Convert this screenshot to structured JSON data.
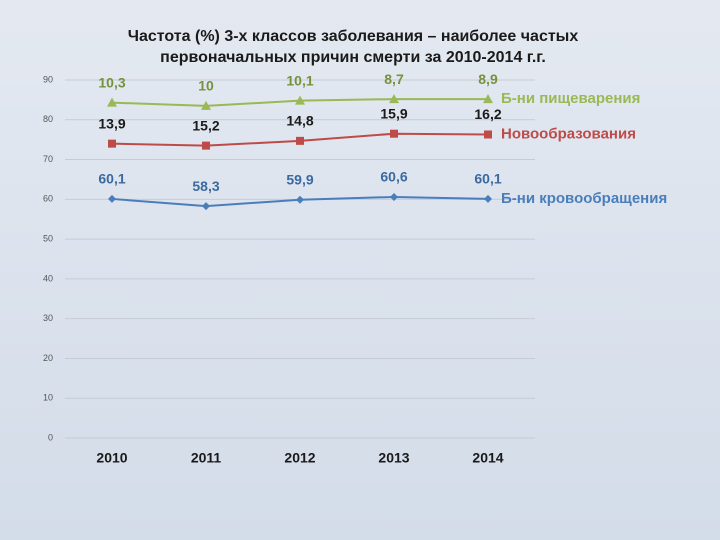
{
  "chart_data": {
    "type": "line",
    "stacked": true,
    "title": [
      "Частота (%) 3-х  классов заболевания – наиболее частых",
      "первоначальных причин смерти за 2010-2014 г.г."
    ],
    "categories": [
      "2010",
      "2011",
      "2012",
      "2013",
      "2014"
    ],
    "series": [
      {
        "name": "Б-ни кровообращения",
        "color": "#4a7ebb",
        "label_color": "#3b6aa0",
        "marker": "diamond",
        "values": [
          60.1,
          58.3,
          59.9,
          60.6,
          60.1
        ],
        "value_labels": [
          "60,1",
          "58,3",
          "59,9",
          "60,6",
          "60,1"
        ]
      },
      {
        "name": "Новообразования",
        "color": "#be4b48",
        "label_color": "#1a1a1a",
        "marker": "square",
        "values": [
          13.9,
          15.2,
          14.8,
          15.9,
          16.2
        ],
        "value_labels": [
          "13,9",
          "15,2",
          "14,8",
          "15,9",
          "16,2"
        ]
      },
      {
        "name": "Б-ни пищеварения",
        "color": "#98b954",
        "label_color": "#76933c",
        "marker": "triangle",
        "values": [
          10.3,
          10,
          10.1,
          8.7,
          8.9
        ],
        "value_labels": [
          "10,3",
          "10",
          "10,1",
          "8,7",
          "8,9"
        ]
      }
    ],
    "ylim": [
      0,
      90
    ],
    "yticks": [
      0,
      10,
      20,
      30,
      40,
      50,
      60,
      70,
      80,
      90
    ],
    "grid": true
  }
}
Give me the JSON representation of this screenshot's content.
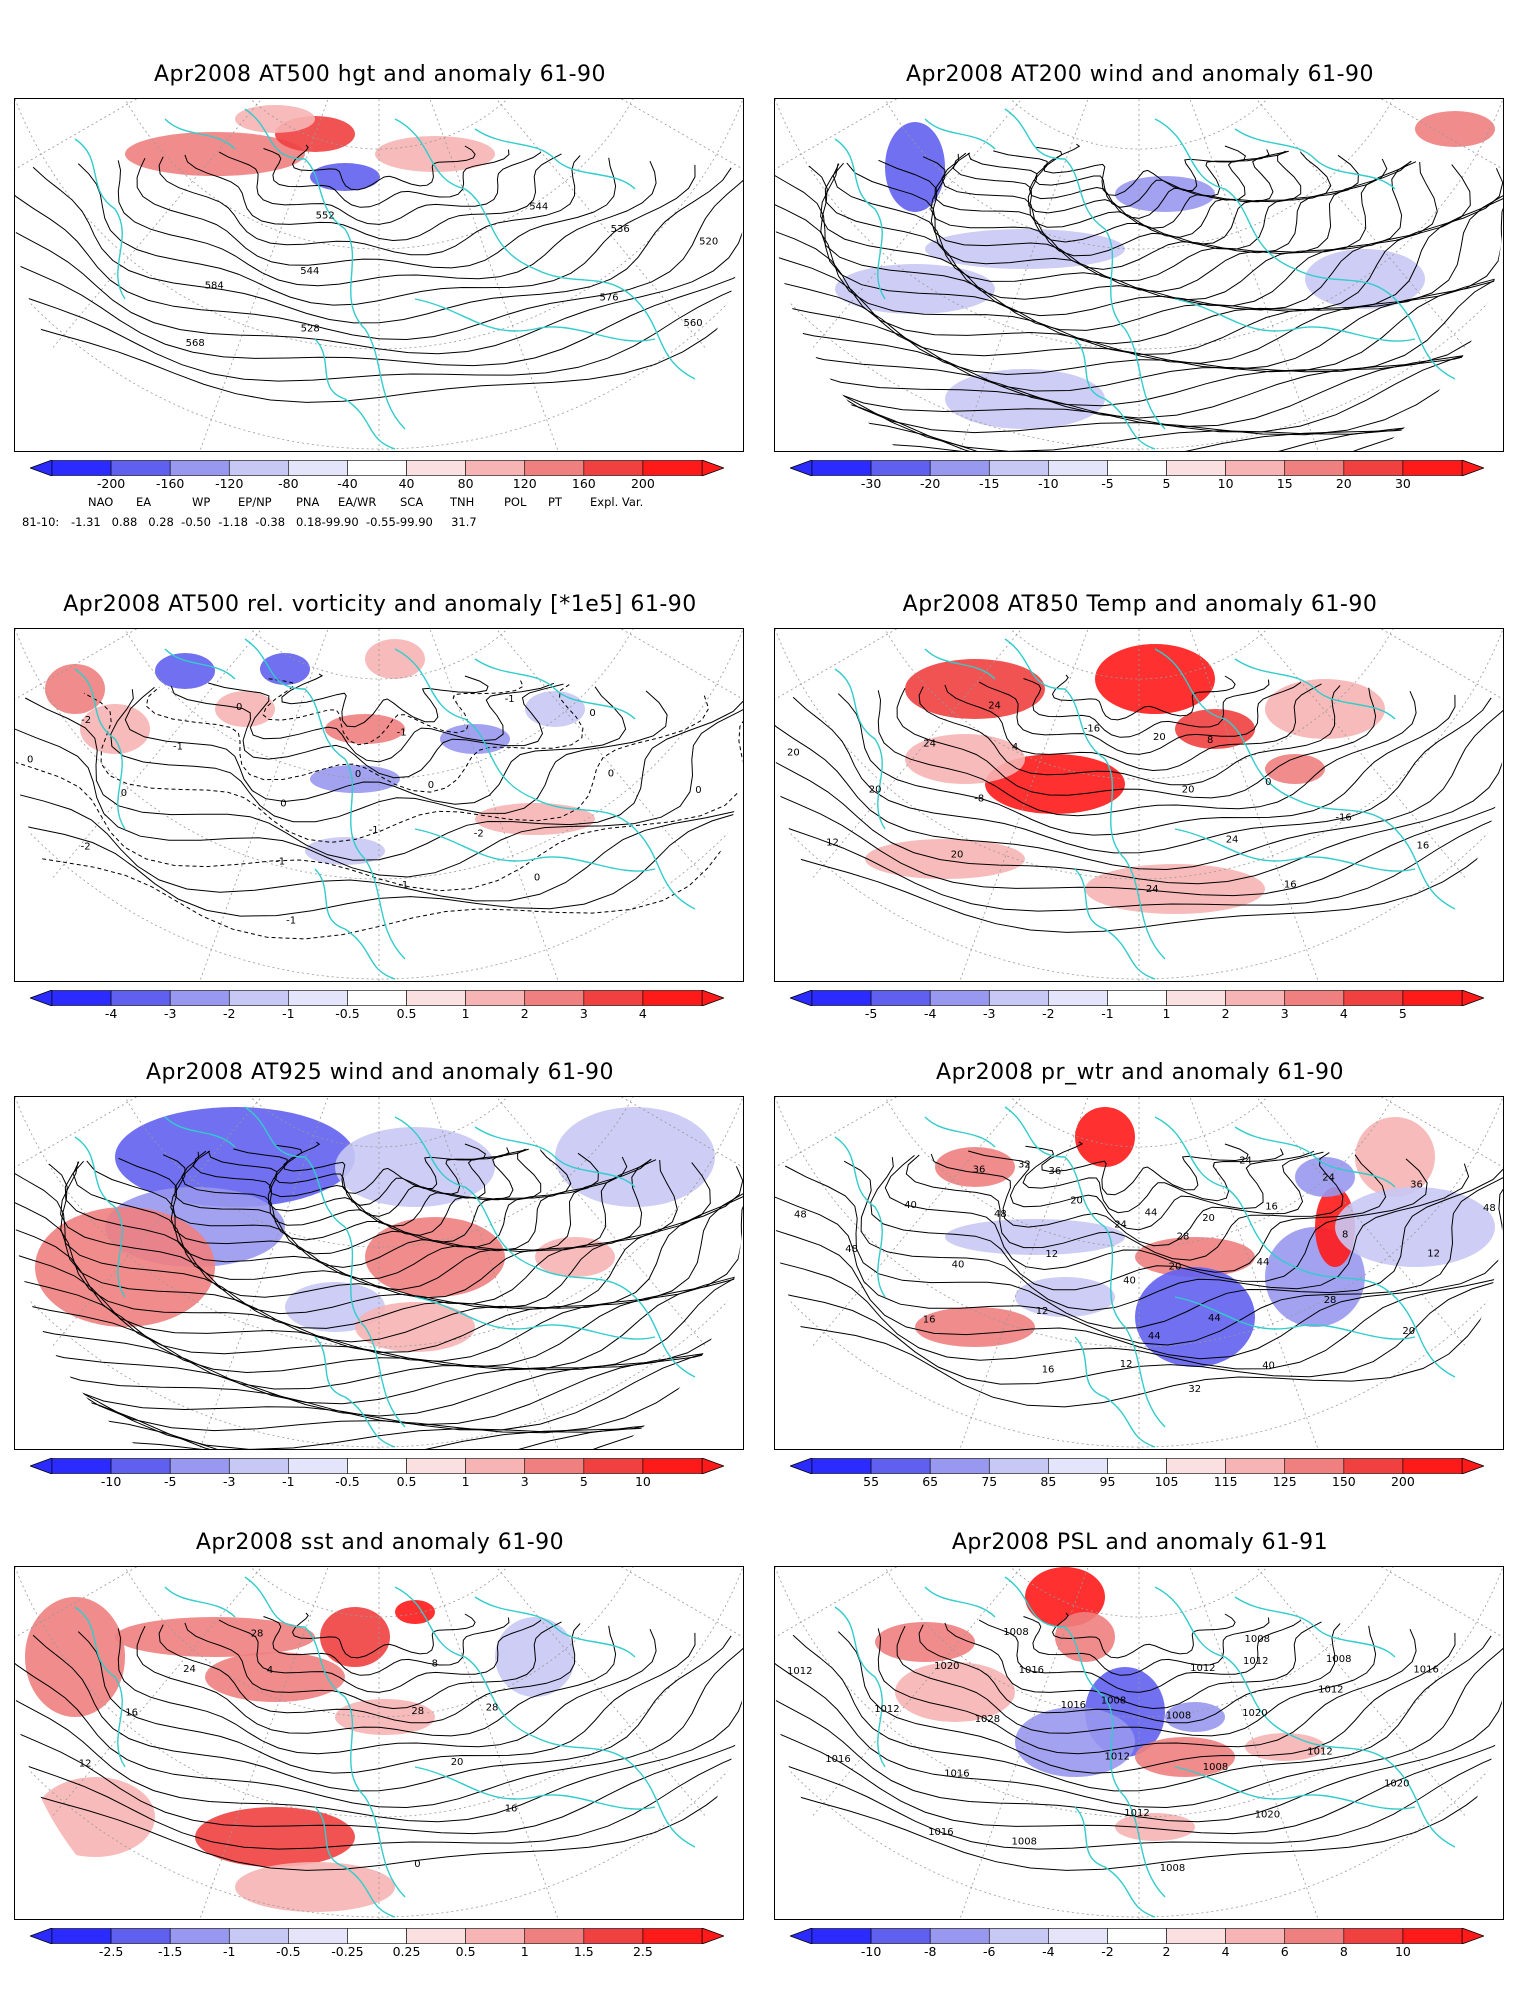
{
  "panels": [
    {
      "id": "p1",
      "title": "Apr2008 AT500 hgt and anomaly 61-90",
      "labels": [
        "520",
        "528",
        "536",
        "544",
        "544",
        "552",
        "560",
        "568",
        "576",
        "584"
      ],
      "colorbar": [
        "-200",
        "-160",
        "-120",
        "-80",
        "-40",
        "40",
        "80",
        "120",
        "160",
        "200"
      ]
    },
    {
      "id": "p2",
      "title": "Apr2008 AT200 wind and anomaly 61-90",
      "labels": [],
      "colorbar": [
        "-30",
        "-20",
        "-15",
        "-10",
        "-5",
        "5",
        "10",
        "15",
        "20",
        "30"
      ]
    },
    {
      "id": "p3",
      "title": "Apr2008 AT500 rel. vorticity and anomaly [*1e5] 61-90",
      "labels": [
        "-2",
        "0",
        "0",
        "-2",
        "-1",
        "0",
        "0",
        "-1",
        "0",
        "-1",
        "-2",
        "-1",
        "0",
        "0",
        "-1",
        "-1",
        "0",
        "-1",
        "0",
        "0"
      ],
      "colorbar": [
        "-4",
        "-3",
        "-2",
        "-1",
        "-0.5",
        "0.5",
        "1",
        "2",
        "3",
        "4"
      ]
    },
    {
      "id": "p4",
      "title": "Apr2008 AT850 Temp and anomaly 61-90",
      "labels": [
        "-16",
        "16",
        "20",
        "-16",
        "-8",
        "0",
        "4",
        "8",
        "12",
        "16",
        "20",
        "24",
        "24",
        "20",
        "24",
        "20",
        "20",
        "24"
      ],
      "colorbar": [
        "-5",
        "-4",
        "-3",
        "-2",
        "-1",
        "1",
        "2",
        "3",
        "4",
        "5"
      ]
    },
    {
      "id": "p5",
      "title": "Apr2008 AT925 wind and anomaly 61-90",
      "labels": [],
      "colorbar": [
        "-10",
        "-5",
        "-3",
        "-1",
        "-0.5",
        "0.5",
        "1",
        "3",
        "5",
        "10"
      ]
    },
    {
      "id": "p6",
      "title": "Apr2008 pr_wtr and anomaly 61-90",
      "labels": [
        "28",
        "32",
        "32",
        "48",
        "44",
        "36",
        "40",
        "24",
        "24",
        "24",
        "16",
        "12",
        "12",
        "8",
        "12",
        "16",
        "20",
        "20",
        "16",
        "28",
        "40",
        "44",
        "48",
        "20",
        "36",
        "40",
        "48",
        "44",
        "40",
        "20",
        "36",
        "44",
        "48",
        "12"
      ],
      "colorbar": [
        "55",
        "65",
        "75",
        "85",
        "95",
        "105",
        "115",
        "125",
        "150",
        "200"
      ]
    },
    {
      "id": "p7",
      "title": "Apr2008 sst and anomaly 61-90",
      "labels": [
        "28",
        "4",
        "8",
        "12",
        "16",
        "16",
        "20",
        "24",
        "28",
        "28",
        "0"
      ],
      "colorbar": [
        "-2.5",
        "-1.5",
        "-1",
        "-0.5",
        "-0.25",
        "0.25",
        "0.5",
        "1",
        "1.5",
        "2.5"
      ]
    },
    {
      "id": "p8",
      "title": "Apr2008 PSL and anomaly 61-91",
      "labels": [
        "1012",
        "1016",
        "1012",
        "1016",
        "1020",
        "1016",
        "1012",
        "1028",
        "1020",
        "1016",
        "1012",
        "1016",
        "1020",
        "1012",
        "1008",
        "1020",
        "1008",
        "1008",
        "1008",
        "1012",
        "1012",
        "1016",
        "1012",
        "1008",
        "1008",
        "1008",
        "1008"
      ],
      "colorbar": [
        "-10",
        "-8",
        "-6",
        "-4",
        "-2",
        "2",
        "4",
        "6",
        "8",
        "10"
      ]
    }
  ],
  "teleconnections": {
    "header": [
      "NAO",
      "EA",
      "WP",
      "EP/NP",
      "PNA",
      "EA/WR",
      "SCA",
      "TNH",
      "POL",
      "PT",
      "Expl. Var."
    ],
    "row_label": "81-10:",
    "values": "-1.31   0.88   0.28  -0.50  -1.18  -0.38   0.18-99.90  -0.55-99.90     31.7"
  },
  "colors": {
    "coast": "#33cccc",
    "blues": [
      "#2b2bff",
      "#6060f0",
      "#9898f0",
      "#c8c8f4",
      "#e4e4fa"
    ],
    "reds": [
      "#fae0e0",
      "#f7b4b4",
      "#f08080",
      "#f04040",
      "#ff1a1a"
    ]
  }
}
▬▬▬▬▬▬
Omit each picture, then return all of the listing exactly as it stands.

Convert this screenshot to structured JSON data.
{
  "chart_data": {
    "type": "line",
    "stacked": true,
    "title": [
      "Частота (%) 3-х  классов заболевания – наиболее частых",
      "первоначальных причин смерти за 2010-2014 г.г."
    ],
    "categories": [
      "2010",
      "2011",
      "2012",
      "2013",
      "2014"
    ],
    "series": [
      {
        "name": "Б-ни кровообращения",
        "color": "#4a7ebb",
        "label_color": "#3b6aa0",
        "marker": "diamond",
        "values": [
          60.1,
          58.3,
          59.9,
          60.6,
          60.1
        ],
        "value_labels": [
          "60,1",
          "58,3",
          "59,9",
          "60,6",
          "60,1"
        ]
      },
      {
        "name": "Новообразования",
        "color": "#be4b48",
        "label_color": "#1a1a1a",
        "marker": "square",
        "values": [
          13.9,
          15.2,
          14.8,
          15.9,
          16.2
        ],
        "value_labels": [
          "13,9",
          "15,2",
          "14,8",
          "15,9",
          "16,2"
        ]
      },
      {
        "name": "Б-ни пищеварения",
        "color": "#98b954",
        "label_color": "#76933c",
        "marker": "triangle",
        "values": [
          10.3,
          10,
          10.1,
          8.7,
          8.9
        ],
        "value_labels": [
          "10,3",
          "10",
          "10,1",
          "8,7",
          "8,9"
        ]
      }
    ],
    "ylim": [
      0,
      90
    ],
    "yticks": [
      0,
      10,
      20,
      30,
      40,
      50,
      60,
      70,
      80,
      90
    ],
    "grid": true
  }
}
Give me the JSON representation of this screenshot's content.
{
  "panels": [
    {
      "id": "p1",
      "title": "Apr2008 AT500 hgt and anomaly 61-90",
      "labels": [
        "520",
        "528",
        "536",
        "544",
        "544",
        "552",
        "560",
        "568",
        "576",
        "584"
      ],
      "colorbar": [
        "-200",
        "-160",
        "-120",
        "-80",
        "-40",
        "40",
        "80",
        "120",
        "160",
        "200"
      ]
    },
    {
      "id": "p2",
      "title": "Apr2008 AT200 wind and anomaly 61-90",
      "labels": [],
      "colorbar": [
        "-30",
        "-20",
        "-15",
        "-10",
        "-5",
        "5",
        "10",
        "15",
        "20",
        "30"
      ]
    },
    {
      "id": "p3",
      "title": "Apr2008 AT500 rel. vorticity and anomaly [*1e5] 61-90",
      "labels": [
        "-2",
        "0",
        "0",
        "-2",
        "-1",
        "0",
        "0",
        "-1",
        "0",
        "-1",
        "-2",
        "-1",
        "0",
        "0",
        "-1",
        "-1",
        "0",
        "-1",
        "0",
        "0"
      ],
      "colorbar": [
        "-4",
        "-3",
        "-2",
        "-1",
        "-0.5",
        "0.5",
        "1",
        "2",
        "3",
        "4"
      ]
    },
    {
      "id": "p4",
      "title": "Apr2008 AT850 Temp and anomaly 61-90",
      "labels": [
        "-16",
        "16",
        "20",
        "-16",
        "-8",
        "0",
        "4",
        "8",
        "12",
        "16",
        "20",
        "24",
        "24",
        "20",
        "24",
        "20",
        "20",
        "24"
      ],
      "colorbar": [
        "-5",
        "-4",
        "-3",
        "-2",
        "-1",
        "1",
        "2",
        "3",
        "4",
        "5"
      ]
    },
    {
      "id": "p5",
      "title": "Apr2008 AT925 wind and anomaly 61-90",
      "labels": [],
      "colorbar": [
        "-10",
        "-5",
        "-3",
        "-1",
        "-0.5",
        "0.5",
        "1",
        "3",
        "5",
        "10"
      ]
    },
    {
      "id": "p6",
      "title": "Apr2008 pr_wtr and anomaly 61-90",
      "labels": [
        "28",
        "32",
        "32",
        "48",
        "44",
        "36",
        "40",
        "24",
        "24",
        "24",
        "16",
        "12",
        "12",
        "8",
        "12",
        "16",
        "20",
        "20",
        "16",
        "28",
        "40",
        "44",
        "48",
        "20",
        "36",
        "40",
        "48",
        "44",
        "40",
        "20",
        "36",
        "44",
        "48",
        "12"
      ],
      "colorbar": [
        "55",
        "65",
        "75",
        "85",
        "95",
        "105",
        "115",
        "125",
        "150",
        "200"
      ]
    },
    {
      "id": "p7",
      "title": "Apr2008 sst and anomaly 61-90",
      "labels": [
        "28",
        "4",
        "8",
        "12",
        "16",
        "16",
        "20",
        "24",
        "28",
        "28",
        "0"
      ],
      "colorbar": [
        "-2.5",
        "-1.5",
        "-1",
        "-0.5",
        "-0.25",
        "0.25",
        "0.5",
        "1",
        "1.5",
        "2.5"
      ]
    },
    {
      "id": "p8",
      "title": "Apr2008 PSL and anomaly 61-91",
      "labels": [
        "1012",
        "1016",
        "1012",
        "1016",
        "1020",
        "1016",
        "1012",
        "1028",
        "1020",
        "1016",
        "1012",
        "1016",
        "1020",
        "1012",
        "1008",
        "1020",
        "1008",
        "1008",
        "1008",
        "1012",
        "1012",
        "1016",
        "1012",
        "1008",
        "1008",
        "1008",
        "1008"
      ],
      "colorbar": [
        "-10",
        "-8",
        "-6",
        "-4",
        "-2",
        "2",
        "4",
        "6",
        "8",
        "10"
      ]
    }
  ],
  "teleconnections": {
    "header": [
      "NAO",
      "EA",
      "WP",
      "EP/NP",
      "PNA",
      "EA/WR",
      "SCA",
      "TNH",
      "POL",
      "PT",
      "Expl. Var."
    ],
    "row_label": "81-10:",
    "values": "-1.31   0.88   0.28  -0.50  -1.18  -0.38   0.18-99.90  -0.55-99.90     31.7"
  },
  "colors": {
    "coast": "#33cccc",
    "blues": [
      "#2b2bff",
      "#6060f0",
      "#9898f0",
      "#c8c8f4",
      "#e4e4fa"
    ],
    "reds": [
      "#fae0e0",
      "#f7b4b4",
      "#f08080",
      "#f04040",
      "#ff1a1a"
    ]
  }
}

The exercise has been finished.